Task directions:
Your task is to write out the complete listing exactly as it is shown.

Stored records:
• • • • • • •
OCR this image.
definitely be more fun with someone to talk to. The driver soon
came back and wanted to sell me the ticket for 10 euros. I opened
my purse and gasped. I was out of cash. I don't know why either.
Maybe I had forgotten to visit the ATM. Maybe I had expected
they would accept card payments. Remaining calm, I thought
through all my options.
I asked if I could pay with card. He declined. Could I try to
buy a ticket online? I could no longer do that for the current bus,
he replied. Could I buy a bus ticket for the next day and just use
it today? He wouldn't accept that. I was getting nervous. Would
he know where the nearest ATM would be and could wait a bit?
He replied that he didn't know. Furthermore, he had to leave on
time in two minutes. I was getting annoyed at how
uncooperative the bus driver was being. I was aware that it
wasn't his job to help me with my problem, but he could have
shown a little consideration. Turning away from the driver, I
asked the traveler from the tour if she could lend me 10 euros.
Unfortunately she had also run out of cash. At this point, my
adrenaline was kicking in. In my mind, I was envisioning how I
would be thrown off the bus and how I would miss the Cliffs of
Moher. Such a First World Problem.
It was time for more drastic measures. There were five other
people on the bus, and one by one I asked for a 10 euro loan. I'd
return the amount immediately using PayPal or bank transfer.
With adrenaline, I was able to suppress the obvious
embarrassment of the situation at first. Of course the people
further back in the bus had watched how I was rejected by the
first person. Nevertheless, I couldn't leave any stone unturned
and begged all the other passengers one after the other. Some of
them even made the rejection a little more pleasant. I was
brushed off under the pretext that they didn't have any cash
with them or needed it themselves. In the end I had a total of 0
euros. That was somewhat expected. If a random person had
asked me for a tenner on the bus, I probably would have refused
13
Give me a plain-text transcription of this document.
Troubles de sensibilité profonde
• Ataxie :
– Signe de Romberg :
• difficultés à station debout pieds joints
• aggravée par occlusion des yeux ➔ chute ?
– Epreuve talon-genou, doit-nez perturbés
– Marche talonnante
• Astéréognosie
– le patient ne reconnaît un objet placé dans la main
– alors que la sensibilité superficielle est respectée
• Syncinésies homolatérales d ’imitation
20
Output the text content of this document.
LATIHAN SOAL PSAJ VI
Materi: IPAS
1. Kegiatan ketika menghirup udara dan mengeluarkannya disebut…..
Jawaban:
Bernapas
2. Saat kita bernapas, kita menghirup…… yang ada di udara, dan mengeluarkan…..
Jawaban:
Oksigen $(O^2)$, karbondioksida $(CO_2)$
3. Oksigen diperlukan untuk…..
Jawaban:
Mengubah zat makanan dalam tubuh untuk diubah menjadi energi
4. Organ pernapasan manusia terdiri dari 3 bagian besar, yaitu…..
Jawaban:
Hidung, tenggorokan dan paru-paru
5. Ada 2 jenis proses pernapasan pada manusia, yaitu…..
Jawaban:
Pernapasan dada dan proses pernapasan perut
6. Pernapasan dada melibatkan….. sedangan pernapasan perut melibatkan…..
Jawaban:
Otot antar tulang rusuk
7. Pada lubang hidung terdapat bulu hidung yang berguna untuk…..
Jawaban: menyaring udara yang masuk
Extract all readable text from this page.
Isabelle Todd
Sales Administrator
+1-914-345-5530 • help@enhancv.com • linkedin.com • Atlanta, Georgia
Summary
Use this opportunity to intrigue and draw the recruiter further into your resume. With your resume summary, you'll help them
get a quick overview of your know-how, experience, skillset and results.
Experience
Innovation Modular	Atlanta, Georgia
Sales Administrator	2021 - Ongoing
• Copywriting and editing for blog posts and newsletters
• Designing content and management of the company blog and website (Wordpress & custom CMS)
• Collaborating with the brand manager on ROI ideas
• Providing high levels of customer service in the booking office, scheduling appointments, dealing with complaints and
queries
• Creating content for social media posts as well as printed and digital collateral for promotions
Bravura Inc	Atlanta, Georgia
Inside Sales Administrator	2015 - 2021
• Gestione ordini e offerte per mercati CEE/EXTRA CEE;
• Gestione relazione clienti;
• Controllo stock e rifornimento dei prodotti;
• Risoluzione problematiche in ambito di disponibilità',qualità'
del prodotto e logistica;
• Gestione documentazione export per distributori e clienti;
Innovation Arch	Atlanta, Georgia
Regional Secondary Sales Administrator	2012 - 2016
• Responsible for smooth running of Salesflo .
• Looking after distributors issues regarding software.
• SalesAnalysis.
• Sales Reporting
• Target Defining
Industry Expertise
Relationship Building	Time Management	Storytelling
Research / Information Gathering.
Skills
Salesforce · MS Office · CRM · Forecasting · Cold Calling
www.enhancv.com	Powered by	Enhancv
• • • • • • •
Expected output:
OCR this image.
definitely be more fun with someone to talk to. The driver soon
came back and wanted to sell me the ticket for 10 euros. I opened
my purse and gasped. I was out of cash. I don't know why either.
Maybe I had forgotten to visit the ATM. Maybe I had expected
they would accept card payments. Remaining calm, I thought
through all my options.
I asked if I could pay with card. He declined. Could I try to
buy a ticket online? I could no longer do that for the current bus,
he replied. Could I buy a bus ticket for the next day and just use
it today? He wouldn't accept that. I was getting nervous. Would
he know where the nearest ATM would be and could wait a bit?
He replied that he didn't know. Furthermore, he had to leave on
time in two minutes. I was getting annoyed at how
uncooperative the bus driver was being. I was aware that it
wasn't his job to help me with my problem, but he could have
shown a little consideration. Turning away from the driver, I
asked the traveler from the tour if she could lend me 10 euros.
Unfortunately she had also run out of cash. At this point, my
adrenaline was kicking in. In my mind, I was envisioning how I
would be thrown off the bus and how I would miss the Cliffs of
Moher. Such a First World Problem.
It was time for more drastic measures. There were five other
people on the bus, and one by one I asked for a 10 euro loan. I'd
return the amount immediately using PayPal or bank transfer.
With adrenaline, I was able to suppress the obvious
embarrassment of the situation at first. Of course the people
further back in the bus had watched how I was rejected by the
first person. Nevertheless, I couldn't leave any stone unturned
and begged all the other passengers one after the other. Some of
them even made the rejection a little more pleasant. I was
brushed off under the pretext that they didn't have any cash
with them or needed it themselves. In the end I had a total of 0
euros. That was somewhat expected. If a random person had
asked me for a tenner on the bus, I probably would have refused
13
Give me a plain-text transcription of this document.
Troubles de sensibilité profonde
• Ataxie :
– Signe de Romberg :
• difficultés à station debout pieds joints
• aggravée par occlusion des yeux ➔ chute ?
– Epreuve talon-genou, doit-nez perturbés
– Marche talonnante
• Astéréognosie
– le patient ne reconnaît un objet placé dans la main
– alors que la sensibilité superficielle est respectée
• Syncinésies homolatérales d ’imitation
20
Output the text content of this document.
LATIHAN SOAL PSAJ VI
Materi: IPAS
1. Kegiatan ketika menghirup udara dan mengeluarkannya disebut…..
Jawaban:
Bernapas
2. Saat kita bernapas, kita menghirup…… yang ada di udara, dan mengeluarkan…..
Jawaban:
Oksigen $(O^2)$, karbondioksida $(CO_2)$
3. Oksigen diperlukan untuk…..
Jawaban:
Mengubah zat makanan dalam tubuh untuk diubah menjadi energi
4. Organ pernapasan manusia terdiri dari 3 bagian besar, yaitu…..
Jawaban:
Hidung, tenggorokan dan paru-paru
5. Ada 2 jenis proses pernapasan pada manusia, yaitu…..
Jawaban:
Pernapasan dada dan proses pernapasan perut
6. Pernapasan dada melibatkan….. sedangan pernapasan perut melibatkan…..
Jawaban:
Otot antar tulang rusuk
7. Pada lubang hidung terdapat bulu hidung yang berguna untuk…..
Jawaban: menyaring udara yang masuk
Extract all readable text from this page.
Isabelle Todd
Sales Administrator
+1-914-345-5530 • help@enhancv.com • linkedin.com • Atlanta, Georgia
Summary
Use this opportunity to intrigue and draw the recruiter further into your resume. With your resume summary, you'll help them
get a quick overview of your know-how, experience, skillset and results.
Experience
Innovation Modular	Atlanta, Georgia
Sales Administrator	2021 - Ongoing
• Copywriting and editing for blog posts and newsletters
• Designing content and management of the company blog and website (Wordpress & custom CMS)
• Collaborating with the brand manager on ROI ideas
• Providing high levels of customer service in the booking office, scheduling appointments, dealing with complaints and
queries
• Creating content for social media posts as well as printed and digital collateral for promotions
Bravura Inc	Atlanta, Georgia
Inside Sales Administrator	2015 - 2021
• Gestione ordini e offerte per mercati CEE/EXTRA CEE;
• Gestione relazione clienti;
• Controllo stock e rifornimento dei prodotti;
• Risoluzione problematiche in ambito di disponibilità',qualità'
del prodotto e logistica;
• Gestione documentazione export per distributori e clienti;
Innovation Arch	Atlanta, Georgia
Regional Secondary Sales Administrator	2012 - 2016
• Responsible for smooth running of Salesflo .
• Looking after distributors issues regarding software.
• SalesAnalysis.
• Sales Reporting
• Target Defining
Industry Expertise
Relationship Building	Time Management	Storytelling
Research / Information Gathering.
Skills
Salesforce · MS Office · CRM · Forecasting · Cold Calling
www.enhancv.com	Powered by	Enhancv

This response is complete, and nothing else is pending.